* **Task instructions**:
Answer these questions using the Lenten post.
(a) What did the soldiers weave the crown from?
(b) With whom is praying the Stations of the Cross said to have started?
(c) What had Jesus asked to have removed?

Then Pilate took Jesus and had him scourged. And the soldiers wove a crown out of thorns and placed it on his head, and clothed him in a purple cloak, and they came to him and said, 'Hail, King of the Jews!' And they struck him repeatedly.
(This post is part of a Lenten series on praying the Stations of the Cross - a devotional practice that is said to have started with Mary after the death and resurrection of Jesus. To start at the beginning, see the overview provided on March 5, 2023, and then go from there!)
God used Christ’s suffering, pain, and rejection as an avenue for great redemption, love, and cleansing. He aims to do the same with our pain. Our inevitable earthly sufferings are a built-in invitation to union with Christ and participation in something heavenly.
The glory to come didn’t take away from the intensity of Jesus’ suffering. He had even asked for this “cup” to be removed. God often doesn’t give us a way around the pain, only through. But he does promise that suffering is never the whole picture, even when it feels all-consuming. The stuckness of our bodies (or emotions) when we’re bound up (like Jesus at the scourging post) does not limit the movement of our spirits.

Data listing:
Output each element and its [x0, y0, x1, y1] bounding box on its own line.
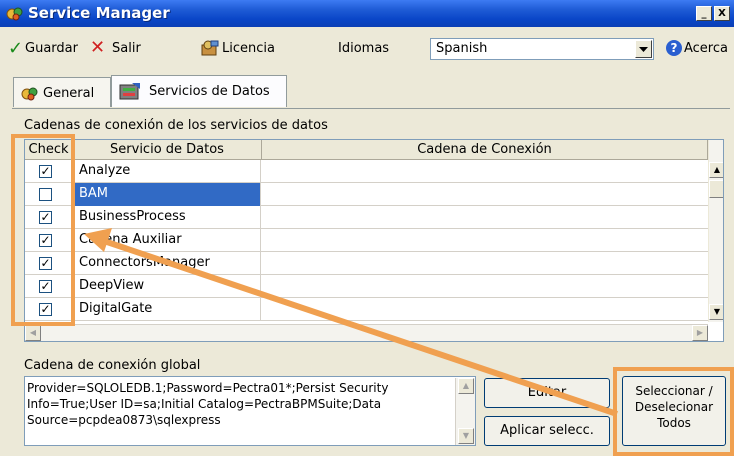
annotation-arrow-icon	[84, 228, 618, 417]
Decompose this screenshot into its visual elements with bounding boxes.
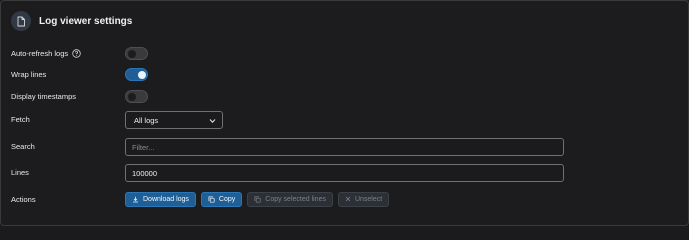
lines-row: Lines bbox=[11, 163, 671, 183]
fetch-label: Fetch bbox=[11, 114, 30, 124]
fetch-selected-value: All logs bbox=[134, 115, 159, 125]
wrap-lines-label: Wrap lines bbox=[11, 69, 47, 79]
log-viewer-settings-panel: Log viewer settings Auto-refresh logs Wr… bbox=[0, 0, 689, 226]
copy-selected-lines-button[interactable]: Copy selected lines bbox=[247, 191, 333, 207]
panel-header: Log viewer settings bbox=[11, 11, 132, 31]
lines-input[interactable] bbox=[125, 164, 564, 182]
search-row: Search bbox=[11, 137, 671, 157]
help-icon[interactable] bbox=[72, 48, 81, 58]
auto-refresh-toggle[interactable] bbox=[125, 46, 148, 60]
fetch-select[interactable]: All logs bbox=[125, 111, 223, 129]
chevron-down-icon bbox=[209, 117, 216, 126]
actions-label: Actions bbox=[11, 194, 36, 204]
display-timestamps-row: Display timestamps bbox=[11, 86, 671, 106]
search-label: Search bbox=[11, 141, 35, 151]
unselect-button[interactable]: Unselect bbox=[337, 191, 390, 207]
download-icon bbox=[132, 196, 139, 203]
download-logs-button[interactable]: Download logs bbox=[125, 191, 196, 207]
auto-refresh-label: Auto-refresh logs bbox=[11, 48, 69, 58]
wrap-lines-row: Wrap lines bbox=[11, 64, 671, 84]
display-timestamps-label: Display timestamps bbox=[11, 91, 77, 101]
wrap-lines-toggle[interactable] bbox=[125, 67, 148, 81]
actions-row: Actions Download logs Copy Copy selected… bbox=[11, 189, 671, 209]
page-title: Log viewer settings bbox=[39, 15, 133, 27]
actions-group: Download logs Copy Copy selected lines U… bbox=[125, 191, 394, 207]
fetch-row: Fetch All logs bbox=[11, 110, 671, 130]
lines-label: Lines bbox=[11, 167, 29, 177]
copy-icon bbox=[208, 196, 215, 203]
search-input[interactable] bbox=[125, 138, 564, 156]
display-timestamps-toggle[interactable] bbox=[125, 89, 148, 103]
copy-button[interactable]: Copy bbox=[200, 191, 243, 207]
close-icon bbox=[345, 196, 351, 202]
auto-refresh-row: Auto-refresh logs bbox=[11, 43, 671, 63]
copy-icon bbox=[254, 196, 261, 203]
document-icon bbox=[11, 11, 31, 31]
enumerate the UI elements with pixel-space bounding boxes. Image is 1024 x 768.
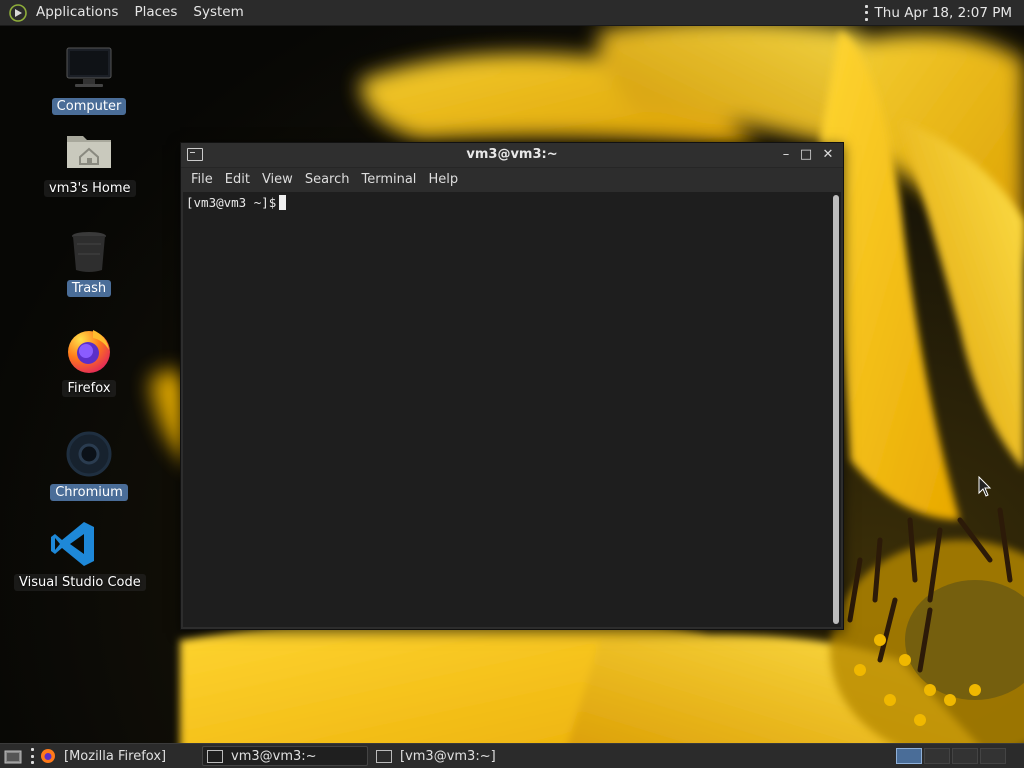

* **Answer**:
(a) Thorns.
(b) Mary.
(c) The "cup."